■ TASK TO COMPLETE ■
Report how many lines of the following entries include the string "color"; respond with the number alone.

[START OF RECORD SET]

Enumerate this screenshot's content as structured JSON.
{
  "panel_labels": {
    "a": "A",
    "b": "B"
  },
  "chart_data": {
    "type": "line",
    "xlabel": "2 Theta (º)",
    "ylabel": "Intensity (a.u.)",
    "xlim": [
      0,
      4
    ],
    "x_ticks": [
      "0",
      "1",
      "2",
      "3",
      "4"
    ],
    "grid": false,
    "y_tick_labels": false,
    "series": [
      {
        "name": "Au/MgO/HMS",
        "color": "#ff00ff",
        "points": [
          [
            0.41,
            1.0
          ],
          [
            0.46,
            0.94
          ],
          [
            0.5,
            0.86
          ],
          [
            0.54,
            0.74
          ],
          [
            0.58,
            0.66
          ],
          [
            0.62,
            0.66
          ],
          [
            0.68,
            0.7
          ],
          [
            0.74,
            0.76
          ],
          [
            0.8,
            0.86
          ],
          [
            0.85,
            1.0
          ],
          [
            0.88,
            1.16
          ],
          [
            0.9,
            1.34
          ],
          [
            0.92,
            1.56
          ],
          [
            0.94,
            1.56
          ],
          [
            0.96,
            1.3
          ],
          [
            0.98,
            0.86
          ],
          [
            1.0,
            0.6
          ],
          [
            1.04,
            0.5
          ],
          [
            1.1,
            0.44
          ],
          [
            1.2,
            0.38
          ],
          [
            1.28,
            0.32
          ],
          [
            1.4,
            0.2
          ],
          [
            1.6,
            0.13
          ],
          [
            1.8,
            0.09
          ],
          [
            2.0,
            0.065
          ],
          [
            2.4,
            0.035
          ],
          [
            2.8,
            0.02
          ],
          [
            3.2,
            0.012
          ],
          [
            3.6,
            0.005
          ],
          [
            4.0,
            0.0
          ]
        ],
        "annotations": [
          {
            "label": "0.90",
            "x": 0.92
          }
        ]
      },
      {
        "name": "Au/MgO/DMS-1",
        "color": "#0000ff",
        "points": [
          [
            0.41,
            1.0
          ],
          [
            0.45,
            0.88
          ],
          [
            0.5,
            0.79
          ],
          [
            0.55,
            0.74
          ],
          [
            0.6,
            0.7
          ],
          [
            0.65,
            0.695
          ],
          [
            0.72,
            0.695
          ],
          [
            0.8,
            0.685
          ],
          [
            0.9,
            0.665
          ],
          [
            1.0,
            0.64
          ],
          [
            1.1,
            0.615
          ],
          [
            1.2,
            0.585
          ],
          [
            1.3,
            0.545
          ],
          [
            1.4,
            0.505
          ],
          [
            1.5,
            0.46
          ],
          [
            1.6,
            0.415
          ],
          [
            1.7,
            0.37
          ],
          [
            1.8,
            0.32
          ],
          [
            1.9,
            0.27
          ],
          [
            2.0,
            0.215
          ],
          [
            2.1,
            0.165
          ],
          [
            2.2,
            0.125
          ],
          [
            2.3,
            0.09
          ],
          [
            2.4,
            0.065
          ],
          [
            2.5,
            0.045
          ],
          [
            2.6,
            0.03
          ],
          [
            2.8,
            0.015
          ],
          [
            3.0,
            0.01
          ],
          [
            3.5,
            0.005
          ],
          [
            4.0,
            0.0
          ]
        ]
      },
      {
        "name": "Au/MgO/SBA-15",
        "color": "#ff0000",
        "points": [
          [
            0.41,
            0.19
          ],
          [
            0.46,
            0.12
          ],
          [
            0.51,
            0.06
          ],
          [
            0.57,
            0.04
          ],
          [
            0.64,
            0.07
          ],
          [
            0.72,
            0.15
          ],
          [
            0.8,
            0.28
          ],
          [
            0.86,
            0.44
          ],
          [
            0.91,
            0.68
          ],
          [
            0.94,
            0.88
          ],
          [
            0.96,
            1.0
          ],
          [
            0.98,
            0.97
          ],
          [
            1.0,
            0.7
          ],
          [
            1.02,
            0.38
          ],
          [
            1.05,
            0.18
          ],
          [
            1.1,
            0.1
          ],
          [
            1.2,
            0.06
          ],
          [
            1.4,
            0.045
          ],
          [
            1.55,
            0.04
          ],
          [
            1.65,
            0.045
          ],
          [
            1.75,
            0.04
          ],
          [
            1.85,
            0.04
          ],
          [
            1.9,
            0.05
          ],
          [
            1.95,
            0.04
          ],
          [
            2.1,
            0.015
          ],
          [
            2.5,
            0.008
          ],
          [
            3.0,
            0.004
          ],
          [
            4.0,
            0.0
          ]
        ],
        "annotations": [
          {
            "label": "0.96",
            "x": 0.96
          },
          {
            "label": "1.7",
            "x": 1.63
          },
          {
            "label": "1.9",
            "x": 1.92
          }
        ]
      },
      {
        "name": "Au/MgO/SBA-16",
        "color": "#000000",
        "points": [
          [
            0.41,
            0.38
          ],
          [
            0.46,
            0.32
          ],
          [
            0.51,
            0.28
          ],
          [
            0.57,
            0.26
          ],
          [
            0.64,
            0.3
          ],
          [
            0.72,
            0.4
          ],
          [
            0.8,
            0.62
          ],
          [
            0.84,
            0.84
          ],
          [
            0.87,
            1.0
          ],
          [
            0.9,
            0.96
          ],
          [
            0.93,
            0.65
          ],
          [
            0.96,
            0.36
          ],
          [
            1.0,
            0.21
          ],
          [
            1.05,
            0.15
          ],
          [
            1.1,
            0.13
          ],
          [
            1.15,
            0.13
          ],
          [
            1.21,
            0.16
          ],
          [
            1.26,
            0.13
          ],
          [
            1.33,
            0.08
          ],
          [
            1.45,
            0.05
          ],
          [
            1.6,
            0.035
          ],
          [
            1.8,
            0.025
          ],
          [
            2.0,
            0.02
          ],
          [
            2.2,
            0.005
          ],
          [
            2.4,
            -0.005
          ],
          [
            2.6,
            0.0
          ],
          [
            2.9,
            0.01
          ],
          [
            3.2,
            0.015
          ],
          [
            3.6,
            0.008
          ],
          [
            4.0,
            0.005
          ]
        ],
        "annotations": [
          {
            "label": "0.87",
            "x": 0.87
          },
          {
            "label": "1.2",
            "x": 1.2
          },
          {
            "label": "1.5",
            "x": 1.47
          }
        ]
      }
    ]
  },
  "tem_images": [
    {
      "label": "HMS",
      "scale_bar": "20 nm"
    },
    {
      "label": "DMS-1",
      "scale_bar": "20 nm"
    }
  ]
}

[END OF RECORD SET]

■ REPLY ■
4